_Task data_
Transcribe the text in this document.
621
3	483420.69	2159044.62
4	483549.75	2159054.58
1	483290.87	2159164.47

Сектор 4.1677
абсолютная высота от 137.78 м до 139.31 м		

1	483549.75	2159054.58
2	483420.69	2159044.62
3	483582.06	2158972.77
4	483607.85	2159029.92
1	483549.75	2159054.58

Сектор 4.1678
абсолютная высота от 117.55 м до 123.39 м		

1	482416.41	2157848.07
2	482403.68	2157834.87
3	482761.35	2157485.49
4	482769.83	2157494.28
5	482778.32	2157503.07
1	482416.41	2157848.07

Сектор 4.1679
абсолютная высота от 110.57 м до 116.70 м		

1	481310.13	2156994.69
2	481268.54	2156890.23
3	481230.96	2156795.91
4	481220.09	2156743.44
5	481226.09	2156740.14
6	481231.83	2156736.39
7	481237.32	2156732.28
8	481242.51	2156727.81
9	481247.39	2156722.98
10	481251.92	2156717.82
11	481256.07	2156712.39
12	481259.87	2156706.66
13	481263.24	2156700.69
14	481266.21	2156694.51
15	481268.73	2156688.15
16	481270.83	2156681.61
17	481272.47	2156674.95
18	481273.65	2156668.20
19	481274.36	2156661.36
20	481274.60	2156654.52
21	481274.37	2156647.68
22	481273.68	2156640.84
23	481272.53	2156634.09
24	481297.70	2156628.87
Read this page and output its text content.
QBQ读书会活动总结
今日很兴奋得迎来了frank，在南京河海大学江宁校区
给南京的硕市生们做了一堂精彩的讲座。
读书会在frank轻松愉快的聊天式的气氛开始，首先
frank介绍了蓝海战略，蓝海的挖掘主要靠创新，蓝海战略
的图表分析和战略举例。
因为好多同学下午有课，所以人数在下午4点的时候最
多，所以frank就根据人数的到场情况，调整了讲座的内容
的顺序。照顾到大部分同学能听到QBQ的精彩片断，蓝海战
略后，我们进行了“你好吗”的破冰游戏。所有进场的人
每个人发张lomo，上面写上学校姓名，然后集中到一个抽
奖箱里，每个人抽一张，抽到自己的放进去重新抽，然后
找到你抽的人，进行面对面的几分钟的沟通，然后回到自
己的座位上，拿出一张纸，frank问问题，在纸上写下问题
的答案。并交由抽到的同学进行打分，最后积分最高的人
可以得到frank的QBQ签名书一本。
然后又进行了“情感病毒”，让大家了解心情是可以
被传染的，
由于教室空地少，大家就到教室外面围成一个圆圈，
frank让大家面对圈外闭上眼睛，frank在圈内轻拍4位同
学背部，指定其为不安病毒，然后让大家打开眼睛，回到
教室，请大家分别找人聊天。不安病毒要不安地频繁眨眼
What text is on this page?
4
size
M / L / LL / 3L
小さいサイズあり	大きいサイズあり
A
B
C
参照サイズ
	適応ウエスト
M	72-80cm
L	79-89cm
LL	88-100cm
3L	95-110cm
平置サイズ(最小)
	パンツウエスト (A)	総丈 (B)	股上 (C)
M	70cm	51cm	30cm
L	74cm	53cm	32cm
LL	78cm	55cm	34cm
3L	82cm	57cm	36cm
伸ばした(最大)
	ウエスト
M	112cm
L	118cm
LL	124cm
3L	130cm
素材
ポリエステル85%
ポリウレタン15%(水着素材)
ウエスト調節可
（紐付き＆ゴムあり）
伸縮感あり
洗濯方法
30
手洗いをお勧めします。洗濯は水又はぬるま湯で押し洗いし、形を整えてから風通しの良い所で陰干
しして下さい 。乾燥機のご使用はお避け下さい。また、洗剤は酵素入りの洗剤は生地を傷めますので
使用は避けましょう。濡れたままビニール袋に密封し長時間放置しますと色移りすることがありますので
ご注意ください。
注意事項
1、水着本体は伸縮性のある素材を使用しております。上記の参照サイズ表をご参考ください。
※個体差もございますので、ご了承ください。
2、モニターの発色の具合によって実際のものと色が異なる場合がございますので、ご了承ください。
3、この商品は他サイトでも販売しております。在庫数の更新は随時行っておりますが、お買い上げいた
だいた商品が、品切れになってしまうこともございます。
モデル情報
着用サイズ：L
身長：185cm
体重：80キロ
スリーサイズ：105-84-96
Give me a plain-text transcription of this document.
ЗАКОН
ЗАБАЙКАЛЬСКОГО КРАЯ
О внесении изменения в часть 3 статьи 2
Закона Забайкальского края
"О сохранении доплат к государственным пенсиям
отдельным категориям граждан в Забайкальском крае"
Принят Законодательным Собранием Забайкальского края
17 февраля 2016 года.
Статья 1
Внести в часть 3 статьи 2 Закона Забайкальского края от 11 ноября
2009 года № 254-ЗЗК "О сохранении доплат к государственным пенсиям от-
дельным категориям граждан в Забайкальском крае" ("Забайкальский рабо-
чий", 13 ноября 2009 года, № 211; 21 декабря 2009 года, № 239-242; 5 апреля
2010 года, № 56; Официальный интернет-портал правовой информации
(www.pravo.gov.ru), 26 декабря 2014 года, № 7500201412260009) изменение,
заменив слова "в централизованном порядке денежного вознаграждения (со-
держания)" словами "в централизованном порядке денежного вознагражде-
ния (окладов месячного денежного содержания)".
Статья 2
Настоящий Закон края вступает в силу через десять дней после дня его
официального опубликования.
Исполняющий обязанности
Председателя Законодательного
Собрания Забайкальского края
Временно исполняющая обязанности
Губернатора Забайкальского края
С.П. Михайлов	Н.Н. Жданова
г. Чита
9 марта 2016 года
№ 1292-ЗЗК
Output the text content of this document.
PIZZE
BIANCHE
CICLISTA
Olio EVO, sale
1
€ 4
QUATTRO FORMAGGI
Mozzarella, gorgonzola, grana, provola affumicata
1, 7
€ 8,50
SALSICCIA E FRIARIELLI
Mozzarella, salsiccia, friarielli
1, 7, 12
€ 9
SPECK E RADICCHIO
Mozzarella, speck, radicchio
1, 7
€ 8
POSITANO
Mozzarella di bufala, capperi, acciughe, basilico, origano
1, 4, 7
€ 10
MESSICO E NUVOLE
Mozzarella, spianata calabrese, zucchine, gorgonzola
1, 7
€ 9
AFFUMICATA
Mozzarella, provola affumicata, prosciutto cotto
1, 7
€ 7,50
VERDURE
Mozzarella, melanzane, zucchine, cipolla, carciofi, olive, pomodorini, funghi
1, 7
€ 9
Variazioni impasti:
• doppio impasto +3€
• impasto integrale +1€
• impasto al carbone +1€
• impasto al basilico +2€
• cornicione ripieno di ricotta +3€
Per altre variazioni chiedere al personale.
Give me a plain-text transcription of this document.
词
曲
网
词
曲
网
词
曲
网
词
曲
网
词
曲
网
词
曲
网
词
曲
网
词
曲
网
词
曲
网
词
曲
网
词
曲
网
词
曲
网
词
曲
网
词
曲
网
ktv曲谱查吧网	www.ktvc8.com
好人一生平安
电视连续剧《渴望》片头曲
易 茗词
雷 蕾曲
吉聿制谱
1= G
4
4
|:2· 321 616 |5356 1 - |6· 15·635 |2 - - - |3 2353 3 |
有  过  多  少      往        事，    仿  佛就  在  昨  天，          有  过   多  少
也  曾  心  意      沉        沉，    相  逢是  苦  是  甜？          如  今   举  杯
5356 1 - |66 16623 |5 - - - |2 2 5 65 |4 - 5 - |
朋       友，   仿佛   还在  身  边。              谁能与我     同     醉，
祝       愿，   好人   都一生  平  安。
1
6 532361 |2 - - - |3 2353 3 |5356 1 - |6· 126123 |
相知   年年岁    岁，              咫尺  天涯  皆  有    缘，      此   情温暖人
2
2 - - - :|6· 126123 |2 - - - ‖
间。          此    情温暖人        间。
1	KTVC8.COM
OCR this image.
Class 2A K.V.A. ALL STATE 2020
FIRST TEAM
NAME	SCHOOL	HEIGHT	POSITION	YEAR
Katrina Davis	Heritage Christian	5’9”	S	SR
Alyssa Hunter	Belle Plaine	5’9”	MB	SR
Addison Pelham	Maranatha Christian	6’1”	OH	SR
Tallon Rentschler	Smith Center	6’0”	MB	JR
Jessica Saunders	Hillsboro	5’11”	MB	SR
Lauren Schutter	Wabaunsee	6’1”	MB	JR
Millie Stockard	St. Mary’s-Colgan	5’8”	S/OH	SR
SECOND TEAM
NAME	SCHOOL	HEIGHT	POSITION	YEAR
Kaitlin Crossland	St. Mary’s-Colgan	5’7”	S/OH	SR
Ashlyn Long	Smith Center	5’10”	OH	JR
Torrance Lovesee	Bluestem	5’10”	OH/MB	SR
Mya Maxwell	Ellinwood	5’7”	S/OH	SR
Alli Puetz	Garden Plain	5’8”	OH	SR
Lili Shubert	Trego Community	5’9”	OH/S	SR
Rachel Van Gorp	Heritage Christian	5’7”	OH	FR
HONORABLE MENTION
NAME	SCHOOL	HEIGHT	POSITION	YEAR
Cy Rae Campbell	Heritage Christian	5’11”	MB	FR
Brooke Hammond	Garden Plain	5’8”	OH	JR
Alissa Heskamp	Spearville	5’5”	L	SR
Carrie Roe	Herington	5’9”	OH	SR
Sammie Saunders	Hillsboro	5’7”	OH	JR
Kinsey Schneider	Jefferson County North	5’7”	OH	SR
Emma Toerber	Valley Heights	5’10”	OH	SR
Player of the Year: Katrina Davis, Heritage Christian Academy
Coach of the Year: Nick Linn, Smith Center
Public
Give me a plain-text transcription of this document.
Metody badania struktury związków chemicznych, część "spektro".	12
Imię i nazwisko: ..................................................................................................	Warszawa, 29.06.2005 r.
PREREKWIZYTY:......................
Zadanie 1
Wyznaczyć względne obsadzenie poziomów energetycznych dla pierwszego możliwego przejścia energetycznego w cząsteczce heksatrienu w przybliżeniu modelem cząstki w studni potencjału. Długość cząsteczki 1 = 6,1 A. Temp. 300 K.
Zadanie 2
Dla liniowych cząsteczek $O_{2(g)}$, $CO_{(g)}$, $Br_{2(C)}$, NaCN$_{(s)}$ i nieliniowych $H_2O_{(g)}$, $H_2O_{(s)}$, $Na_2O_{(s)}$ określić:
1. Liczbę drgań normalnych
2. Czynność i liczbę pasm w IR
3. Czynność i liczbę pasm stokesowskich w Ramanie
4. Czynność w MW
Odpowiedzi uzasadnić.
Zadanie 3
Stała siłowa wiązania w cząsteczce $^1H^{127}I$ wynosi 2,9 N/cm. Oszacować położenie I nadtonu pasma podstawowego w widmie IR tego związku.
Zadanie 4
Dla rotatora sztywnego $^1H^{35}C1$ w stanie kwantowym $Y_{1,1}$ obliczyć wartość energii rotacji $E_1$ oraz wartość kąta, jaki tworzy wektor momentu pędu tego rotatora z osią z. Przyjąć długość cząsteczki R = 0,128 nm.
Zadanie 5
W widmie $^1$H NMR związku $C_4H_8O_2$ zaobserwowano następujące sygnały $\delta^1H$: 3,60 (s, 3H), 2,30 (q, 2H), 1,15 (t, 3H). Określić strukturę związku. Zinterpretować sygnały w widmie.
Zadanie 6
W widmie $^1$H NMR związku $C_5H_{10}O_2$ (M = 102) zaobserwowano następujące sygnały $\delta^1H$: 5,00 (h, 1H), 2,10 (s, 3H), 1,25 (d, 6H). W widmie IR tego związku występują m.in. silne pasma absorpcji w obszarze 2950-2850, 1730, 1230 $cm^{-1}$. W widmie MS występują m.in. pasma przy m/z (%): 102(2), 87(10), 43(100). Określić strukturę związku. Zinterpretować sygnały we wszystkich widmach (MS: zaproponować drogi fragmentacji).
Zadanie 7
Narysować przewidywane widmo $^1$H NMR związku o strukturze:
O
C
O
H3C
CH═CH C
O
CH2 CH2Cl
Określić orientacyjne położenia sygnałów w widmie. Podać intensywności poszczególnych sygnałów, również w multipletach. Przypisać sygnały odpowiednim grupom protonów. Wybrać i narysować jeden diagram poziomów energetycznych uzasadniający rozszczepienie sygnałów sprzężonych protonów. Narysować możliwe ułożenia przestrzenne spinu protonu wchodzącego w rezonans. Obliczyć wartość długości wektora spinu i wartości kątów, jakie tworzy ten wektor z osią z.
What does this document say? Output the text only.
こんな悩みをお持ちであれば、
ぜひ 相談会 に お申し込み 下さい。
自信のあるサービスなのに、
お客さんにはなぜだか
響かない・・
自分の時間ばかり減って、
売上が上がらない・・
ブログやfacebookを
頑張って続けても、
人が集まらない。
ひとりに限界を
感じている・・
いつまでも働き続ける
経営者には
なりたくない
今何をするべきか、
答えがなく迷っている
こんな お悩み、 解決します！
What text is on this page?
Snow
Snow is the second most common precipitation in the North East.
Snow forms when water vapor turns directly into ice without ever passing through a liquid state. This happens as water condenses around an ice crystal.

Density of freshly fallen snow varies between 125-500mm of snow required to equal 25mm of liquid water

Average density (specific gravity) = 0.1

_Goal of the exercise_
Return, unchanged, each line from the line containing "What does this" through the last line of the material.

_Written solution_
What does this document say? Output the text only.
こんな悩みをお持ちであれば、
ぜひ 相談会 に お申し込み 下さい。
自信のあるサービスなのに、
お客さんにはなぜだか
響かない・・
自分の時間ばかり減って、
売上が上がらない・・
ブログやfacebookを
頑張って続けても、
人が集まらない。
ひとりに限界を
感じている・・
いつまでも働き続ける
経営者には
なりたくない
今何をするべきか、
答えがなく迷っている
こんな お悩み、 解決します！
What text is on this page?
Snow
Snow is the second most common precipitation in the North East.
Snow forms when water vapor turns directly into ice without ever passing through a liquid state. This happens as water condenses around an ice crystal.

Density of freshly fallen snow varies between 125-500mm of snow required to equal 25mm of liquid water

Average density (specific gravity) = 0.1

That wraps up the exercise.